**EXERCISE**
Reproduce the whole listing, character for character.

**STORED DATA**
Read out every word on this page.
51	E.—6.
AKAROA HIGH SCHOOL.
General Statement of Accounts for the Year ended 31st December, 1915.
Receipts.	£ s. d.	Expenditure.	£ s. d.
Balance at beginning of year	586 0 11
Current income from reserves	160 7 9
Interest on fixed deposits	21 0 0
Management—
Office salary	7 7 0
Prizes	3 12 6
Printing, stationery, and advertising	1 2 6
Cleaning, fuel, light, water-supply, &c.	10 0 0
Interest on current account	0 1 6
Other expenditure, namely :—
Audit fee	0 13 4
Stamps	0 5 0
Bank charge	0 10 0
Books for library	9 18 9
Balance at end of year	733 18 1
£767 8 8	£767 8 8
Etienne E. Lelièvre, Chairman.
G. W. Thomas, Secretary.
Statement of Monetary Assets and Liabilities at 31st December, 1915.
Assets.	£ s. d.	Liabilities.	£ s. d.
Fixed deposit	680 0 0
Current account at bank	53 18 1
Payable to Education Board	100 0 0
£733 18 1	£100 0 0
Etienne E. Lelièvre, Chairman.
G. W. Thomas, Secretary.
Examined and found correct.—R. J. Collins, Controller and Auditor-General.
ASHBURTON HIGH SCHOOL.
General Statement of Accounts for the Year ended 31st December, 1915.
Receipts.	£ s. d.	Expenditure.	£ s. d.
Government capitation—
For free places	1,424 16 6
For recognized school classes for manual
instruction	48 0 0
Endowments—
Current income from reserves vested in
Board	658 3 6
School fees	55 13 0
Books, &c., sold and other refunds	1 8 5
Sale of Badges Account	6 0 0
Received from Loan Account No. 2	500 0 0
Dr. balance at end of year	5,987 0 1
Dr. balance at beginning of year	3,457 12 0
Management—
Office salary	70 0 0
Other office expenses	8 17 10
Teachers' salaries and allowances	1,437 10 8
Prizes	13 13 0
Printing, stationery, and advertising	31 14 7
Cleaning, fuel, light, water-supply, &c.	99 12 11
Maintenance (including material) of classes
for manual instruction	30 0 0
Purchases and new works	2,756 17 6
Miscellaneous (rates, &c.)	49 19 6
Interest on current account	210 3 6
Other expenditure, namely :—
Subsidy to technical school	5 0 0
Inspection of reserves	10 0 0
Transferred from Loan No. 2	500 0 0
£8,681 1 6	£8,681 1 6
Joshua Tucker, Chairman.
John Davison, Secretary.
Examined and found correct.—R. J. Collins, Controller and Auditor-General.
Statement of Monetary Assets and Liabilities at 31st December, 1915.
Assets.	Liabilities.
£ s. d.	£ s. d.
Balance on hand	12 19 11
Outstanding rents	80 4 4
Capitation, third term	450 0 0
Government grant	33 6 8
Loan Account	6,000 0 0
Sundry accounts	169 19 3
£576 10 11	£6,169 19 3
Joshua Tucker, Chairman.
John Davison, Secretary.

**CORRECT OUTPUT**
Read out every word on this page.
51	E.—6.
AKAROA HIGH SCHOOL.
General Statement of Accounts for the Year ended 31st December, 1915.
Receipts.	£ s. d.	Expenditure.	£ s. d.
Balance at beginning of year	586 0 11
Current income from reserves	160 7 9
Interest on fixed deposits	21 0 0
Management—
Office salary	7 7 0
Prizes	3 12 6
Printing, stationery, and advertising	1 2 6
Cleaning, fuel, light, water-supply, &c.	10 0 0
Interest on current account	0 1 6
Other expenditure, namely :—
Audit fee	0 13 4
Stamps	0 5 0
Bank charge	0 10 0
Books for library	9 18 9
Balance at end of year	733 18 1
£767 8 8	£767 8 8
Etienne E. Lelièvre, Chairman.
G. W. Thomas, Secretary.
Statement of Monetary Assets and Liabilities at 31st December, 1915.
Assets.	£ s. d.	Liabilities.	£ s. d.
Fixed deposit	680 0 0
Current account at bank	53 18 1
Payable to Education Board	100 0 0
£733 18 1	£100 0 0
Etienne E. Lelièvre, Chairman.
G. W. Thomas, Secretary.
Examined and found correct.—R. J. Collins, Controller and Auditor-General.
ASHBURTON HIGH SCHOOL.
General Statement of Accounts for the Year ended 31st December, 1915.
Receipts.	£ s. d.	Expenditure.	£ s. d.
Government capitation—
For free places	1,424 16 6
For recognized school classes for manual
instruction	48 0 0
Endowments—
Current income from reserves vested in
Board	658 3 6
School fees	55 13 0
Books, &c., sold and other refunds	1 8 5
Sale of Badges Account	6 0 0
Received from Loan Account No. 2	500 0 0
Dr. balance at end of year	5,987 0 1
Dr. balance at beginning of year	3,457 12 0
Management—
Office salary	70 0 0
Other office expenses	8 17 10
Teachers' salaries and allowances	1,437 10 8
Prizes	13 13 0
Printing, stationery, and advertising	31 14 7
Cleaning, fuel, light, water-supply, &c.	99 12 11
Maintenance (including material) of classes
for manual instruction	30 0 0
Purchases and new works	2,756 17 6
Miscellaneous (rates, &c.)	49 19 6
Interest on current account	210 3 6
Other expenditure, namely :—
Subsidy to technical school	5 0 0
Inspection of reserves	10 0 0
Transferred from Loan No. 2	500 0 0
£8,681 1 6	£8,681 1 6
Joshua Tucker, Chairman.
John Davison, Secretary.
Examined and found correct.—R. J. Collins, Controller and Auditor-General.
Statement of Monetary Assets and Liabilities at 31st December, 1915.
Assets.	Liabilities.
£ s. d.	£ s. d.
Balance on hand	12 19 11
Outstanding rents	80 4 4
Capitation, third term	450 0 0
Government grant	33 6 8
Loan Account	6,000 0 0
Sundry accounts	169 19 3
£576 10 11	£6,169 19 3
Joshua Tucker, Chairman.
John Davison, Secretary.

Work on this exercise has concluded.